_Task brief_
Please copy all the lines that follow, word for word.

A run of records:
-=-=-
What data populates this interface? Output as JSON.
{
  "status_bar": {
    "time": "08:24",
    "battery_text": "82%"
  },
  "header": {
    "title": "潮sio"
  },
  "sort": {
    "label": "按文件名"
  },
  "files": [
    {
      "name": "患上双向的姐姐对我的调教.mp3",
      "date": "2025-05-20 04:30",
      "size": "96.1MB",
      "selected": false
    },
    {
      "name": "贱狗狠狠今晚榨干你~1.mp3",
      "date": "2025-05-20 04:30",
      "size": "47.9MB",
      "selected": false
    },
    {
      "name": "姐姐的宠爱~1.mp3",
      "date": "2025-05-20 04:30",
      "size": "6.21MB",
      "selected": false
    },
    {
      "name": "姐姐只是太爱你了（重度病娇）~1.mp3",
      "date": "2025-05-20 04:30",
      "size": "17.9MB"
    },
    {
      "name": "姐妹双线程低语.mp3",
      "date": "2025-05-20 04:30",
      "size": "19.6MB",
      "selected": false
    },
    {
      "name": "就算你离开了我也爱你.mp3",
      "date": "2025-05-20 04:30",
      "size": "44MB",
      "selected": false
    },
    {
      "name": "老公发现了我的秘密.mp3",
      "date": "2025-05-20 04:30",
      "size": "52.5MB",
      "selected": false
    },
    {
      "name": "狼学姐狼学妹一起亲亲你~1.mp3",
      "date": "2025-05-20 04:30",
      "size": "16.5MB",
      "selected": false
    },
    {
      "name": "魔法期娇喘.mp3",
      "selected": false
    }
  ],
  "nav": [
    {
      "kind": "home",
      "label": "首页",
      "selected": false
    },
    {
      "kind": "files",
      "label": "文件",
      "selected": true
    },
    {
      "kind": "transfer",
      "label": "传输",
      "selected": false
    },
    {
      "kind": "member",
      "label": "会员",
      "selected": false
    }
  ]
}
-=-=-
_Solution to this problem_
What data populates this interface? Output as JSON.
{
  "status_bar": {
    "time": "08:24",
    "battery_text": "82%"
  },
  "header": {
    "title": "潮sio"
  },
  "sort": {
    "label": "按文件名"
  },
  "files": [
    {
      "name": "患上双向的姐姐对我的调教.mp3",
      "date": "2025-05-20 04:30",
      "size": "96.1MB",
      "selected": false
    },
    {
      "name": "贱狗狠狠今晚榨干你~1.mp3",
      "date": "2025-05-20 04:30",
      "size": "47.9MB",
      "selected": false
    },
    {
      "name": "姐姐的宠爱~1.mp3",
      "date": "2025-05-20 04:30",
      "size": "6.21MB",
      "selected": false
    },
    {
      "name": "姐姐只是太爱你了（重度病娇）~1.mp3",
      "date": "2025-05-20 04:30",
      "size": "17.9MB"
    },
    {
      "name": "姐妹双线程低语.mp3",
      "date": "2025-05-20 04:30",
      "size": "19.6MB",
      "selected": false
    },
    {
      "name": "就算你离开了我也爱你.mp3",
      "date": "2025-05-20 04:30",
      "size": "44MB",
      "selected": false
    },
    {
      "name": "老公发现了我的秘密.mp3",
      "date": "2025-05-20 04:30",
      "size": "52.5MB",
      "selected": false
    },
    {
      "name": "狼学姐狼学妹一起亲亲你~1.mp3",
      "date": "2025-05-20 04:30",
      "size": "16.5MB",
      "selected": false
    },
    {
      "name": "魔法期娇喘.mp3",
      "selected": false
    }
  ],
  "nav": [
    {
      "kind": "home",
      "label": "首页",
      "selected": false
    },
    {
      "kind": "files",
      "label": "文件",
      "selected": true
    },
    {
      "kind": "transfer",
      "label": "传输",
      "selected": false
    },
    {
      "kind": "member",
      "label": "会员",
      "selected": false
    }
  ]
}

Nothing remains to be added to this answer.